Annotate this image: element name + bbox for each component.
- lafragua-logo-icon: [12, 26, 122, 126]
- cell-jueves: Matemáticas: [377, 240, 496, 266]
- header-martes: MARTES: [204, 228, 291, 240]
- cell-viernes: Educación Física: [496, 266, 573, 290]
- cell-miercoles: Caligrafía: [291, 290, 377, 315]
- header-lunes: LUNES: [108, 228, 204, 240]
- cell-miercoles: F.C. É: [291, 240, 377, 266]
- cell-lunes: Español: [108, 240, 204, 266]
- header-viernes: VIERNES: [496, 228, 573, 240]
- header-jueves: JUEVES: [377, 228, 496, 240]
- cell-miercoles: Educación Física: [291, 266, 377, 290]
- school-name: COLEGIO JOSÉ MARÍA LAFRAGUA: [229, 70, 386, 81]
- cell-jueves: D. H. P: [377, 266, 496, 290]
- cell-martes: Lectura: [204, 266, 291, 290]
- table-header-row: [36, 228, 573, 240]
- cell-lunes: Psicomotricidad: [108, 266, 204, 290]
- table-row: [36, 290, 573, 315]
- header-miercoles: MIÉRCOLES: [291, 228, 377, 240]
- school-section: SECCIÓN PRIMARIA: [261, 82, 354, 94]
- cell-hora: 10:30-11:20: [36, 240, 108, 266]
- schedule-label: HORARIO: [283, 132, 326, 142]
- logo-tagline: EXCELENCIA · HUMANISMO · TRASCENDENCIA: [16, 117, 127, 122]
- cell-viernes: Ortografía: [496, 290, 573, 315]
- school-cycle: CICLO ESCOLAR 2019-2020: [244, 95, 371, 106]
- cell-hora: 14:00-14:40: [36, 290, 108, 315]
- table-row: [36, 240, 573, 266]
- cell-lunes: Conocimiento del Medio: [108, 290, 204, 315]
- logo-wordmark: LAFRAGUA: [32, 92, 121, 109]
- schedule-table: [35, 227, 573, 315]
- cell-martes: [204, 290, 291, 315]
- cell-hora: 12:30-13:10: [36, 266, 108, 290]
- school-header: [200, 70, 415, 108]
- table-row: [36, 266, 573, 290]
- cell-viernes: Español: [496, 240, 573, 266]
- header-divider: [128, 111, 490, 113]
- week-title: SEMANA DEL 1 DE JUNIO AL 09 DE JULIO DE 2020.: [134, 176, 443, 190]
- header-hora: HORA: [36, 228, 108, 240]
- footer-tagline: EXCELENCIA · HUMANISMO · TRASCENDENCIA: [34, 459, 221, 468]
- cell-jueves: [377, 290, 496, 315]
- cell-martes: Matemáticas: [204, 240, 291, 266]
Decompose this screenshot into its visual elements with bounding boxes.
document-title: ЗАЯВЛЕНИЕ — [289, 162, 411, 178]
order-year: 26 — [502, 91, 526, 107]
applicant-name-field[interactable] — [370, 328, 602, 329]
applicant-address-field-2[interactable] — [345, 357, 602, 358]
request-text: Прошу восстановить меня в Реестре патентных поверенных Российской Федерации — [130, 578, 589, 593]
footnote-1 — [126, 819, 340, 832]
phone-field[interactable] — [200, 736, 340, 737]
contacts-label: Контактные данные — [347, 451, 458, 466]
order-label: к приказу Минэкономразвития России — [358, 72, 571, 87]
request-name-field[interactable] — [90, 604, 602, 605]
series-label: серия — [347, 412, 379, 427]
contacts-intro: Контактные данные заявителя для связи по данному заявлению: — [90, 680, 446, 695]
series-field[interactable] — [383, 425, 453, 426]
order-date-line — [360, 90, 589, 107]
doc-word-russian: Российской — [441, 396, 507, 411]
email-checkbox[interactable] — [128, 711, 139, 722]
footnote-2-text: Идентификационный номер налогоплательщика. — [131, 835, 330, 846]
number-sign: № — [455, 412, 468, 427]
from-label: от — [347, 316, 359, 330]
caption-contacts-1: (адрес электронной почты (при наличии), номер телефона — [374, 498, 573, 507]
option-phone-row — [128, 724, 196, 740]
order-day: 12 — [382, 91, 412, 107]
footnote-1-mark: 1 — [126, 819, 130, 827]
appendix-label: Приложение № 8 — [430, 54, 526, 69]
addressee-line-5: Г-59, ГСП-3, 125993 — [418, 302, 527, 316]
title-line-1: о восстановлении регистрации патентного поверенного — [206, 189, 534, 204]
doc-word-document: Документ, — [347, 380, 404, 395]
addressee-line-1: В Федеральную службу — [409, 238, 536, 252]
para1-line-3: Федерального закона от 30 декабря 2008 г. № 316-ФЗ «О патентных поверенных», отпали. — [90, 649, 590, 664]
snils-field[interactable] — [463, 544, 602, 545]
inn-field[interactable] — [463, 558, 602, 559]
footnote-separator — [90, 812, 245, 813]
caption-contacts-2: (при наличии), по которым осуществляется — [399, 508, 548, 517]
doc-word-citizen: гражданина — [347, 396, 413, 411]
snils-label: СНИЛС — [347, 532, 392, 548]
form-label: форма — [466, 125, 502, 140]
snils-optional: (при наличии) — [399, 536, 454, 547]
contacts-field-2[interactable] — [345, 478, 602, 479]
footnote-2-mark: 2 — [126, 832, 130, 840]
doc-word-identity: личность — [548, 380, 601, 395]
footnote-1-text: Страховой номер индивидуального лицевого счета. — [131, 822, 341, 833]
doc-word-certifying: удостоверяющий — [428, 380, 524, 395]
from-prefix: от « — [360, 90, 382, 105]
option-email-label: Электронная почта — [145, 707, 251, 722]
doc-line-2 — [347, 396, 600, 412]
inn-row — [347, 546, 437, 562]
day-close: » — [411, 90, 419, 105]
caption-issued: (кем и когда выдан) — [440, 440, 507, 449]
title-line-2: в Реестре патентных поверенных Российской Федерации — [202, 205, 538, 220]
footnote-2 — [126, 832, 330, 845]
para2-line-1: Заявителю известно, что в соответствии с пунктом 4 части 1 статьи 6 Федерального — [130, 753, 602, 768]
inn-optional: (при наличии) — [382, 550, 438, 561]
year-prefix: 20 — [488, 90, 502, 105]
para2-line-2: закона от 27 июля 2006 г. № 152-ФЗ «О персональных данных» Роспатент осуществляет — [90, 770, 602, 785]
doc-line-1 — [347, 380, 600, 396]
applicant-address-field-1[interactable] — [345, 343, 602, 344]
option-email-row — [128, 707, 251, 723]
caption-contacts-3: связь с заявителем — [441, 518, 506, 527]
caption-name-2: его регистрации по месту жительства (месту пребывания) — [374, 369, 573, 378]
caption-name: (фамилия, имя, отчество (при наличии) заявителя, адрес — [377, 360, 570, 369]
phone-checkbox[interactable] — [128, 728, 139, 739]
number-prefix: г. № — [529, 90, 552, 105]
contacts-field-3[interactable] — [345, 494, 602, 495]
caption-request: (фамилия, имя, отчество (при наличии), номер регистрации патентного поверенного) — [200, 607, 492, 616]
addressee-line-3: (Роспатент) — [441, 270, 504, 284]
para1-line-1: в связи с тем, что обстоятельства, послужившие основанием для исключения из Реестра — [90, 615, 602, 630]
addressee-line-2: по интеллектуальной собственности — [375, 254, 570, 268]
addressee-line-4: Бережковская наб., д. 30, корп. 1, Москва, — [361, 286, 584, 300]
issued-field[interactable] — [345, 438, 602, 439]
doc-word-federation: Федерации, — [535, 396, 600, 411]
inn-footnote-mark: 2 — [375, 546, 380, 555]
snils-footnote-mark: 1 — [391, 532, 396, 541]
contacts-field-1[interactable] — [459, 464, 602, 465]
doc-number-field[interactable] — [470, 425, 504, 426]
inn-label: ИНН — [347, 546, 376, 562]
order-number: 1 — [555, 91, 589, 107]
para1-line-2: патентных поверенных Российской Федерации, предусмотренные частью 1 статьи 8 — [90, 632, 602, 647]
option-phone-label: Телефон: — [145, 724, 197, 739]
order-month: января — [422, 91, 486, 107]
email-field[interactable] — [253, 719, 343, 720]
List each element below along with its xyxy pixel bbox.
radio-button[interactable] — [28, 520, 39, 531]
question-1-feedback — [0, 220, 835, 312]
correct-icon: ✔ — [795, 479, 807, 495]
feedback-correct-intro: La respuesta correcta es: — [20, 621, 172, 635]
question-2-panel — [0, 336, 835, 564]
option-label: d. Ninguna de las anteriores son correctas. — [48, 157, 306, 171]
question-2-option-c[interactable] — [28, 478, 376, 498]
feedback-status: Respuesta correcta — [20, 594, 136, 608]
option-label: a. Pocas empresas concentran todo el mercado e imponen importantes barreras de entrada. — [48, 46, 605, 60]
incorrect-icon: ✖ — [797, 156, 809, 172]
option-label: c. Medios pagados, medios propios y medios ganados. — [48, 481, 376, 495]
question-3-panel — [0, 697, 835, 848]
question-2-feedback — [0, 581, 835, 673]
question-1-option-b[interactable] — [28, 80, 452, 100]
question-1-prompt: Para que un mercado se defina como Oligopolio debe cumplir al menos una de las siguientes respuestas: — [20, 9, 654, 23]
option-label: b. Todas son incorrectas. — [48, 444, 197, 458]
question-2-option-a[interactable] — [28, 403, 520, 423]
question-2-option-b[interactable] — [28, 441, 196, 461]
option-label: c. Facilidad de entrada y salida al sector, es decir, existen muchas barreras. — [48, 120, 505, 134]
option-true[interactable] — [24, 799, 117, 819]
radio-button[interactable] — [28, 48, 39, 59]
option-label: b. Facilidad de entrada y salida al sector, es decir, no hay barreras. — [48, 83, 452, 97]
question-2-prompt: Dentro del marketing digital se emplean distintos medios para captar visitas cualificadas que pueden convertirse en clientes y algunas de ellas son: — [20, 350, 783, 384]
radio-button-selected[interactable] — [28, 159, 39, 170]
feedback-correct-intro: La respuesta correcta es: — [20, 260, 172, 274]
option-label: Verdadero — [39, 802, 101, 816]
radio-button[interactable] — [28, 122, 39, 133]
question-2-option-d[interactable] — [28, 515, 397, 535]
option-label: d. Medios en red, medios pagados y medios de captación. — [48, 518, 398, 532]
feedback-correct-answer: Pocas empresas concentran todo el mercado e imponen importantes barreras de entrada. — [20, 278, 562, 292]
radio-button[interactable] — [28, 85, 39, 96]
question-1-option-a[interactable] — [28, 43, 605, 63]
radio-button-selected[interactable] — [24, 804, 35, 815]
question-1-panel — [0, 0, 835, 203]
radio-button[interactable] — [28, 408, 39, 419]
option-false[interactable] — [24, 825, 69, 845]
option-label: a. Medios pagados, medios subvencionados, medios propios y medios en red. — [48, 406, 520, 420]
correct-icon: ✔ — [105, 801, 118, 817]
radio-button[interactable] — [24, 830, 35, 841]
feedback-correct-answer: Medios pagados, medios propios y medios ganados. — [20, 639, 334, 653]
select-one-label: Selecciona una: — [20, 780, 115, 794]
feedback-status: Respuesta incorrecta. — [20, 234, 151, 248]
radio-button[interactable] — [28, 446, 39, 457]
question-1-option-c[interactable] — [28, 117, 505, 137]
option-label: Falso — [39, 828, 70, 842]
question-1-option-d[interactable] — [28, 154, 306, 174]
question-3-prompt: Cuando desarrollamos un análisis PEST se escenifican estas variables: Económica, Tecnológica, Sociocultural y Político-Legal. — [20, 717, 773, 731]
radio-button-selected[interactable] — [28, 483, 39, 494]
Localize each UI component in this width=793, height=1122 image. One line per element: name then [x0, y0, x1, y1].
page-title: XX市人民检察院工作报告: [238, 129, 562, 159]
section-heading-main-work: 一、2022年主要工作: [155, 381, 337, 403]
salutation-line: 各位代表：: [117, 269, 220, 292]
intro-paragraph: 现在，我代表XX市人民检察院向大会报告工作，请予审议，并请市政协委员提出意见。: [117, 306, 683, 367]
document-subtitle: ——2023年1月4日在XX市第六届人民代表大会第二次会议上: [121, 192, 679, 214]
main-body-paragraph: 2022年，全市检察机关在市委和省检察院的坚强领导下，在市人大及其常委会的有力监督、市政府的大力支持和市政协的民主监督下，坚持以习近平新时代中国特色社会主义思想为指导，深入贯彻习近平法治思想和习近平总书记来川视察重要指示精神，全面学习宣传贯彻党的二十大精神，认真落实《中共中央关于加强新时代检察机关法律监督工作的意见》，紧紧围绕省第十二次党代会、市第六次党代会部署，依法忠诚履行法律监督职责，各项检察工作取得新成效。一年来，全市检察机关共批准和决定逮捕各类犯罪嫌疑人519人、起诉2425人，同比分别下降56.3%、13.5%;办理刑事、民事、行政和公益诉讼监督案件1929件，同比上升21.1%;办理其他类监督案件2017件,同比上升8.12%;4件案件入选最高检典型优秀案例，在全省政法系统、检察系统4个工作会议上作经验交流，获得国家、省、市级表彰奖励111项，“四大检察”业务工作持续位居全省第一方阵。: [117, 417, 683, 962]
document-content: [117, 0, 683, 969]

================================

- _What you will do_:
Copy the data from its first line through the line containing "- cell-viernes: Educación", replacing "bbox" with "bounding box" and leaving everything else unchanged.

- _Task response_:
Annotate this image: element name + bounding box for each component.
- lafragua-logo-icon: [12, 26, 122, 126]
- cell-jueves: Matemáticas: [377, 240, 496, 266]
- header-martes: MARTES: [204, 228, 291, 240]
- cell-viernes: Educación Física: [496, 266, 573, 290]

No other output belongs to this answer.